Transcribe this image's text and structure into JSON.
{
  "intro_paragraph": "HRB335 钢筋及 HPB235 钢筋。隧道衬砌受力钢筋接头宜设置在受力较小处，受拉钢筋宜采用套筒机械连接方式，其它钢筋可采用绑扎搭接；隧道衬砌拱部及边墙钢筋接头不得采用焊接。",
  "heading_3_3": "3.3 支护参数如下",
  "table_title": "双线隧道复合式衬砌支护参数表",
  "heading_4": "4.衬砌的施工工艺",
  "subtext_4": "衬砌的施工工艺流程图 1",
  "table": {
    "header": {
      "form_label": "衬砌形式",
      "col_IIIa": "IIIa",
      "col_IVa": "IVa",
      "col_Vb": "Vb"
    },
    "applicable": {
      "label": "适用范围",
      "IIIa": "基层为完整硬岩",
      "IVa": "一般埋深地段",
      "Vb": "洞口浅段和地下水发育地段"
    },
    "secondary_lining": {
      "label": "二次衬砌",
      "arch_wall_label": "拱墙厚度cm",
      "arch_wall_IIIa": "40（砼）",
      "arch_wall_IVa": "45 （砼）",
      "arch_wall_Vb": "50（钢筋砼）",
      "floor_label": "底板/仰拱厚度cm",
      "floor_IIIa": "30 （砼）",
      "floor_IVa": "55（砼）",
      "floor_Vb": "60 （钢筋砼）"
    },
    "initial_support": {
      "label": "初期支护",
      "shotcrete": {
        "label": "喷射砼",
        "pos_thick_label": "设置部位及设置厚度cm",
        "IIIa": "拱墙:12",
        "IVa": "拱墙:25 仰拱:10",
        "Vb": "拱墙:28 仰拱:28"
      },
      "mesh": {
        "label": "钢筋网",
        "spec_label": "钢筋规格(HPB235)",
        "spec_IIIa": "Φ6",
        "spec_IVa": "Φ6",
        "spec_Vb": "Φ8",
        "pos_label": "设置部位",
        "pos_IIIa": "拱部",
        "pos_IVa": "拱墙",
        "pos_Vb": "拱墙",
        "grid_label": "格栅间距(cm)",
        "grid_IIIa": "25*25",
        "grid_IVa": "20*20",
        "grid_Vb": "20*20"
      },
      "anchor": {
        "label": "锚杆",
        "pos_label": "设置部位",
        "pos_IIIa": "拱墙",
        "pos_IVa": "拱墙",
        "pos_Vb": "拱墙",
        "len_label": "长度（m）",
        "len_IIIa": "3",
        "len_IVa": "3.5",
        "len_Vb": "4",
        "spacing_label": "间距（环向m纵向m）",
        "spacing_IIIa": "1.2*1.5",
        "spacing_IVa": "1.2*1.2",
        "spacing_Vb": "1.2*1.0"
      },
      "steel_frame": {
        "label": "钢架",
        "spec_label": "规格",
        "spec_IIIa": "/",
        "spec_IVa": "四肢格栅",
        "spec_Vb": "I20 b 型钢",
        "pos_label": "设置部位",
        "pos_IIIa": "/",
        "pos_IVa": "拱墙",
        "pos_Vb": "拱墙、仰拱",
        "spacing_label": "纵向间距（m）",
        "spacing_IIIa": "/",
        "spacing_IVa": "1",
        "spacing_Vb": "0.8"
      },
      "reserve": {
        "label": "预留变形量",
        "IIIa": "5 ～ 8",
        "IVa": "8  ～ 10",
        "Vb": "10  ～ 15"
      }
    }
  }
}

□ □ □

Goal: Return each line of the data exactly as written above.

Solution:
Transcribe this image's text and structure into JSON.
{
  "intro_paragraph": "HRB335 钢筋及 HPB235 钢筋。隧道衬砌受力钢筋接头宜设置在受力较小处，受拉钢筋宜采用套筒机械连接方式，其它钢筋可采用绑扎搭接；隧道衬砌拱部及边墙钢筋接头不得采用焊接。",
  "heading_3_3": "3.3 支护参数如下",
  "table_title": "双线隧道复合式衬砌支护参数表",
  "heading_4": "4.衬砌的施工工艺",
  "subtext_4": "衬砌的施工工艺流程图 1",
  "table": {
    "header": {
      "form_label": "衬砌形式",
      "col_IIIa": "IIIa",
      "col_IVa": "IVa",
      "col_Vb": "Vb"
    },
    "applicable": {
      "label": "适用范围",
      "IIIa": "基层为完整硬岩",
      "IVa": "一般埋深地段",
      "Vb": "洞口浅段和地下水发育地段"
    },
    "secondary_lining": {
      "label": "二次衬砌",
      "arch_wall_label": "拱墙厚度cm",
      "arch_wall_IIIa": "40（砼）",
      "arch_wall_IVa": "45 （砼）",
      "arch_wall_Vb": "50（钢筋砼）",
      "floor_label": "底板/仰拱厚度cm",
      "floor_IIIa": "30 （砼）",
      "floor_IVa": "55（砼）",
      "floor_Vb": "60 （钢筋砼）"
    },
    "initial_support": {
      "label": "初期支护",
      "shotcrete": {
        "label": "喷射砼",
        "pos_thick_label": "设置部位及设置厚度cm",
        "IIIa": "拱墙:12",
        "IVa": "拱墙:25 仰拱:10",
        "Vb": "拱墙:28 仰拱:28"
      },
      "mesh": {
        "label": "钢筋网",
        "spec_label": "钢筋规格(HPB235)",
        "spec_IIIa": "Φ6",
        "spec_IVa": "Φ6",
        "spec_Vb": "Φ8",
        "pos_label": "设置部位",
        "pos_IIIa": "拱部",
        "pos_IVa": "拱墙",
        "pos_Vb": "拱墙",
        "grid_label": "格栅间距(cm)",
        "grid_IIIa": "25*25",
        "grid_IVa": "20*20",
        "grid_Vb": "20*20"
      },
      "anchor": {
        "label": "锚杆",
        "pos_label": "设置部位",
        "pos_IIIa": "拱墙",
        "pos_IVa": "拱墙",
        "pos_Vb": "拱墙",
        "len_label": "长度（m）",
        "len_IIIa": "3",
        "len_IVa": "3.5",
        "len_Vb": "4",
        "spacing_label": "间距（环向m纵向m）",
        "spacing_IIIa": "1.2*1.5",
        "spacing_IVa": "1.2*1.2",
        "spacing_Vb": "1.2*1.0"
      },
      "steel_frame": {
        "label": "钢架",
        "spec_label": "规格",
        "spec_IIIa": "/",
        "spec_IVa": "四肢格栅",
        "spec_Vb": "I20 b 型钢",
        "pos_label": "设置部位",
        "pos_IIIa": "/",
        "pos_IVa": "拱墙",
        "pos_Vb": "拱墙、仰拱",
        "spacing_label": "纵向间距（m）",
        "spacing_IIIa": "/",
        "spacing_IVa": "1",
        "spacing_Vb": "0.8"
      },
      "reserve": {
        "label": "预留变形量",
        "IIIa": "5 ～ 8",
        "IVa": "8  ～ 10",
        "Vb": "10  ～ 15"
      }
    }
  }
}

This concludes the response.